• _Exercise requirements_
Leave out the images and output the records word for word.

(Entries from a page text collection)
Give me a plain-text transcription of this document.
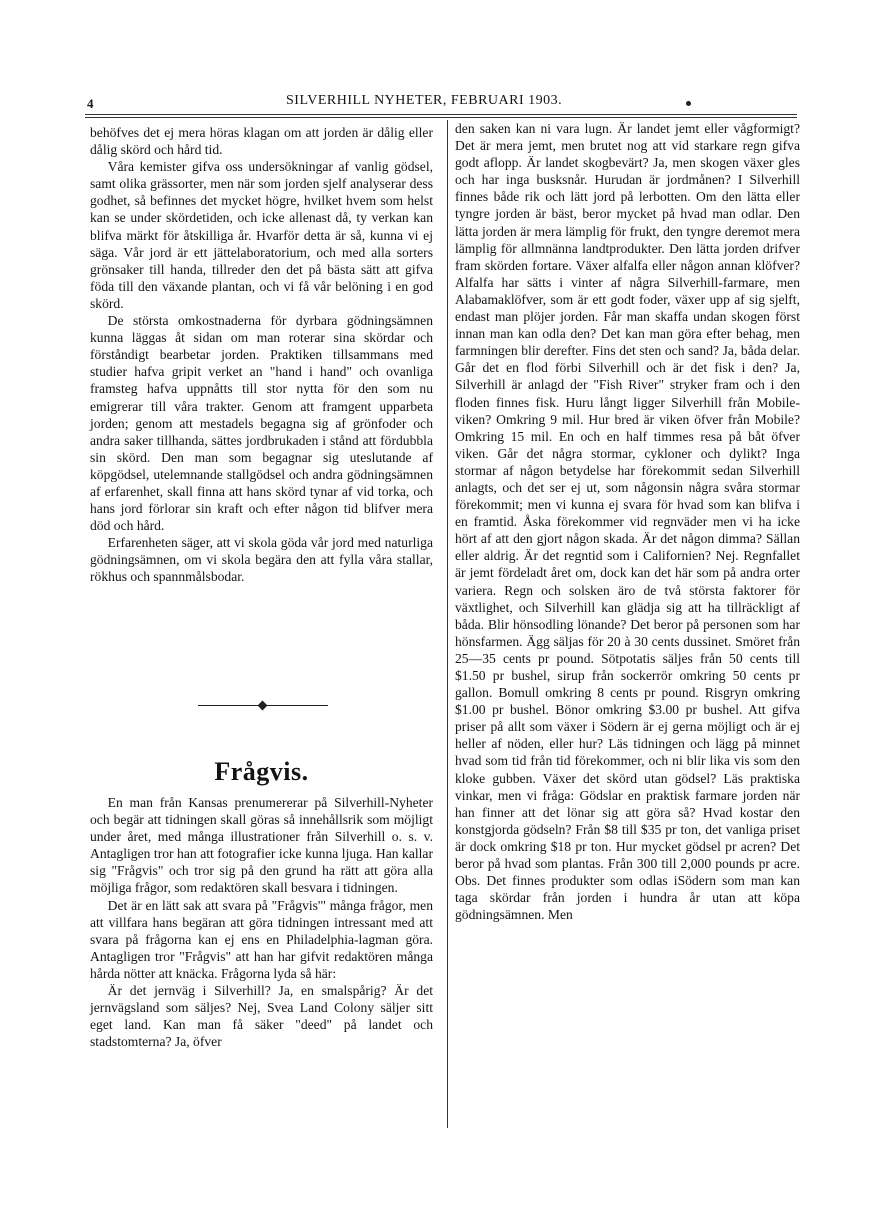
4	SILVERHILL NYHETER, FEBRUARI 1903.

behöfves det ej mera höras klagan om att jorden är dålig eller dålig skörd och hård tid.

Våra kemister gifva oss undersökningar af vanlig gödsel, samt olika grässorter, men när som jorden sjelf analyserar dess godhet, så befinnes det mycket högre, hvilket hvem som helst kan se under skördetiden, och icke allenast då, ty verkan kan blifva märkt för åtskilliga år. Hvarför detta är så, kunna vi ej säga. Vår jord är ett jättelaboratorium, och med alla sorters grönsaker till handa, tillreder den det på bästa sätt att gifva föda till den växande plantan, och vi få vår belöning i en god skörd.

De största omkostnaderna för dyrbara gödningsämnen kunna läggas åt sidan om man roterar sina skördar och förståndigt bearbetar jorden. Praktiken tillsammans med studier hafva gripit verket an "hand i hand" och ovanliga framsteg hafva uppnåtts till stor nytta för den som nu emigrerar till våra trakter. Genom att framgent upparbeta jorden; genom att mestadels begagna sig af grönfoder och andra saker tillhanda, sättes jordbrukaden i stånd att fördubbla sin skörd. Den man som begagnar sig uteslutande af köpgödsel, utelemnande stallgödsel och andra gödningsämnen af erfarenhet, skall finna att hans skörd tynar af vid torka, och hans jord förlorar sin kraft och efter någon tid blifver mera död och hård.

Erfarenheten säger, att vi skola göda vår jord med naturliga gödningsämnen, om vi skola begära den att fylla våra stallar, rökhus och spannmålsbodar.

Frågvis.

En man från Kansas prenumererar på Silverhill-Nyheter och begär att tidningen skall göras så innehållsrik som möjligt under året, med många illustrationer från Silverhill o. s. v. Antagligen tror han att fotografier icke kunna ljuga. Han kallar sig "Frågvis" och tror sig på den grund ha rätt att göra alla möjliga frågor, som redaktören skall besvara i tidningen.

Det är en lätt sak att svara på "Frågvis'" många frågor, men att villfara hans begäran att göra tidningen intressant med att svara på frågorna kan ej ens en Philadelphia-lagman göra. Antagligen tror "Frågvis" att han har gifvit redaktören många hårda nötter att knäcka. Frågorna lyda så här:

Är det jernväg i Silverhill? Ja, en smalspårig? Är det jernvägsland som säljes? Nej, Svea Land Colony säljer sitt eget land. Kan man få säker "deed" på landet och stadstomterna? Ja, öfver

den saken kan ni vara lugn. Är landet jemt eller vågformigt? Det är mera jemt, men brutet nog att vid starkare regn gifva godt aflopp. Är landet skogbevärt? Ja, men skogen växer gles och har inga busksnår. Hurudan är jordmånen? I Silverhill finnes både rik och lätt jord på lerbotten. Om den lätta eller tyngre jorden är bäst, beror mycket på hvad man odlar. Den lätta jorden är mera lämplig för frukt, den tyngre deremot mera lämplig för allmnänna landtprodukter. Den lätta jorden drifver fram skörden fortare. Växer alfalfa eller någon annan klöfver? Alfalfa har sätts i vinter af några Silverhill-farmare, men Alabamaklöfver, som är ett godt foder, växer upp af sig sjelft, endast man plöjer jorden. Får man skaffa undan skogen först innan man kan odla den? Det kan man göra efter behag, men farmningen blir derefter. Fins det sten och sand? Ja, båda delar. Går det en flod förbi Silverhill och är det fisk i den? Ja, Silverhill är anlagd der "Fish River" stryker fram och i den floden finnes fisk. Huru långt ligger Silverhill från Mobile-viken? Omkring 9 mil. Hur bred är viken öfver från Mobile? Omkring 15 mil. En och en half timmes resa på båt öfver viken. Går det några stormar, cykloner och dylikt? Inga stormar af någon betydelse har förekommit sedan Silverhill anlagts, och det ser ej ut, som någonsin några svåra stormar förekommit; men vi kunna ej svara för hvad som kan blifva i en framtid. Åska förekommer vid regnväder men vi ha icke hört af att den gjort någon skada. Är det någon dimma? Sällan eller aldrig. Är det regntid som i Californien? Nej. Regnfallet är jemt fördeladt året om, dock kan det här som på andra orter variera. Regn och solsken äro de två största faktorer för växtlighet, och Silverhill kan glädja sig att ha tillräckligt af båda. Blir hönsodling lönande? Det beror på personen som har hönsfarmen. Ägg säljas för 20 à 30 cents dussinet. Smöret från 25—35 cents pr pound. Sötpotatis säljes från 50 cents till $1.50 pr bushel, sirup från sockerrör omkring 50 cents pr gallon. Bomull omkring 8 cents pr pound. Risgryn omkring $1.00 pr bushel. Bönor omkring $3.00 pr bushel. Att gifva priser på allt som växer i Södern är ej gerna möjligt och är ej heller af nöden, eller hur? Läs tidningen och lägg på minnet hvad som tid från tid förekommer, och ni blir lika vis som den kloke gubben. Växer det skörd utan gödsel? Läs praktiska vinkar, men vi fråga: Gödslar en praktisk farmare jorden när han finner att det lönar sig att göra så? Hvad kostar den konstgjorda gödseln? Från $8 till $35 pr ton, det vanliga priset är dock omkring $18 pr ton. Hur mycket gödsel pr acren? Det beror på hvad som plantas. Från 300 till 2,000 pounds pr acre. Obs. Det finnes produkter som odlas iSödern som man kan taga skördar från jorden i hundra år utan att köpa gödningsämnen. Men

• _Answer for this exercise_
Give me a plain-text transcription of this document.
4	SILVERHILL NYHETER, FEBRUARI 1903.

behöfves det ej mera höras klagan om att jorden är dålig eller dålig skörd och hård tid.

Våra kemister gifva oss undersökningar af vanlig gödsel, samt olika grässorter, men när som jorden sjelf analyserar dess godhet, så befinnes det mycket högre, hvilket hvem som helst kan se under skördetiden, och icke allenast då, ty verkan kan blifva märkt för åtskilliga år. Hvarför detta är så, kunna vi ej säga. Vår jord är ett jättelaboratorium, och med alla sorters grönsaker till handa, tillreder den det på bästa sätt att gifva föda till den växande plantan, och vi få vår belöning i en god skörd.

De största omkostnaderna för dyrbara gödningsämnen kunna läggas åt sidan om man roterar sina skördar och förståndigt bearbetar jorden. Praktiken tillsammans med studier hafva gripit verket an "hand i hand" och ovanliga framsteg hafva uppnåtts till stor nytta för den som nu emigrerar till våra trakter. Genom att framgent upparbeta jorden; genom att mestadels begagna sig af grönfoder och andra saker tillhanda, sättes jordbrukaden i stånd att fördubbla sin skörd. Den man som begagnar sig uteslutande af köpgödsel, utelemnande stallgödsel och andra gödningsämnen af erfarenhet, skall finna att hans skörd tynar af vid torka, och hans jord förlorar sin kraft och efter någon tid blifver mera död och hård.

Erfarenheten säger, att vi skola göda vår jord med naturliga gödningsämnen, om vi skola begära den att fylla våra stallar, rökhus och spannmålsbodar.

Frågvis.

En man från Kansas prenumererar på Silverhill-Nyheter och begär att tidningen skall göras så innehållsrik som möjligt under året, med många illustrationer från Silverhill o. s. v. Antagligen tror han att fotografier icke kunna ljuga. Han kallar sig "Frågvis" och tror sig på den grund ha rätt att göra alla möjliga frågor, som redaktören skall besvara i tidningen.

Det är en lätt sak att svara på "Frågvis'" många frågor, men att villfara hans begäran att göra tidningen intressant med att svara på frågorna kan ej ens en Philadelphia-lagman göra. Antagligen tror "Frågvis" att han har gifvit redaktören många hårda nötter att knäcka. Frågorna lyda så här:

Är det jernväg i Silverhill? Ja, en smalspårig? Är det jernvägsland som säljes? Nej, Svea Land Colony säljer sitt eget land. Kan man få säker "deed" på landet och stadstomterna? Ja, öfver

den saken kan ni vara lugn. Är landet jemt eller vågformigt? Det är mera jemt, men brutet nog att vid starkare regn gifva godt aflopp. Är landet skogbevärt? Ja, men skogen växer gles och har inga busksnår. Hurudan är jordmånen? I Silverhill finnes både rik och lätt jord på lerbotten. Om den lätta eller tyngre jorden är bäst, beror mycket på hvad man odlar. Den lätta jorden är mera lämplig för frukt, den tyngre deremot mera lämplig för allmnänna landtprodukter. Den lätta jorden drifver fram skörden fortare. Växer alfalfa eller någon annan klöfver? Alfalfa har sätts i vinter af några Silverhill-farmare, men Alabamaklöfver, som är ett godt foder, växer upp af sig sjelft, endast man plöjer jorden. Får man skaffa undan skogen först innan man kan odla den? Det kan man göra efter behag, men farmningen blir derefter. Fins det sten och sand? Ja, båda delar. Går det en flod förbi Silverhill och är det fisk i den? Ja, Silverhill är anlagd der "Fish River" stryker fram och i den floden finnes fisk. Huru långt ligger Silverhill från Mobile-viken? Omkring 9 mil. Hur bred är viken öfver från Mobile? Omkring 15 mil. En och en half timmes resa på båt öfver viken. Går det några stormar, cykloner och dylikt? Inga stormar af någon betydelse har förekommit sedan Silverhill anlagts, och det ser ej ut, som någonsin några svåra stormar förekommit; men vi kunna ej svara för hvad som kan blifva i en framtid. Åska förekommer vid regnväder men vi ha icke hört af att den gjort någon skada. Är det någon dimma? Sällan eller aldrig. Är det regntid som i Californien? Nej. Regnfallet är jemt fördeladt året om, dock kan det här som på andra orter variera. Regn och solsken äro de två största faktorer för växtlighet, och Silverhill kan glädja sig att ha tillräckligt af båda. Blir hönsodling lönande? Det beror på personen som har hönsfarmen. Ägg säljas för 20 à 30 cents dussinet. Smöret från 25—35 cents pr pound. Sötpotatis säljes från 50 cents till $1.50 pr bushel, sirup från sockerrör omkring 50 cents pr gallon. Bomull omkring 8 cents pr pound. Risgryn omkring $1.00 pr bushel. Bönor omkring $3.00 pr bushel. Att gifva priser på allt som växer i Södern är ej gerna möjligt och är ej heller af nöden, eller hur? Läs tidningen och lägg på minnet hvad som tid från tid förekommer, och ni blir lika vis som den kloke gubben. Växer det skörd utan gödsel? Läs praktiska vinkar, men vi fråga: Gödslar en praktisk farmare jorden när han finner att det lönar sig att göra så? Hvad kostar den konstgjorda gödseln? Från $8 till $35 pr ton, det vanliga priset är dock omkring $18 pr ton. Hur mycket gödsel pr acren? Det beror på hvad som plantas. Från 300 till 2,000 pounds pr acre. Obs. Det finnes produkter som odlas iSödern som man kan taga skördar från jorden i hundra år utan att köpa gödningsämnen. Men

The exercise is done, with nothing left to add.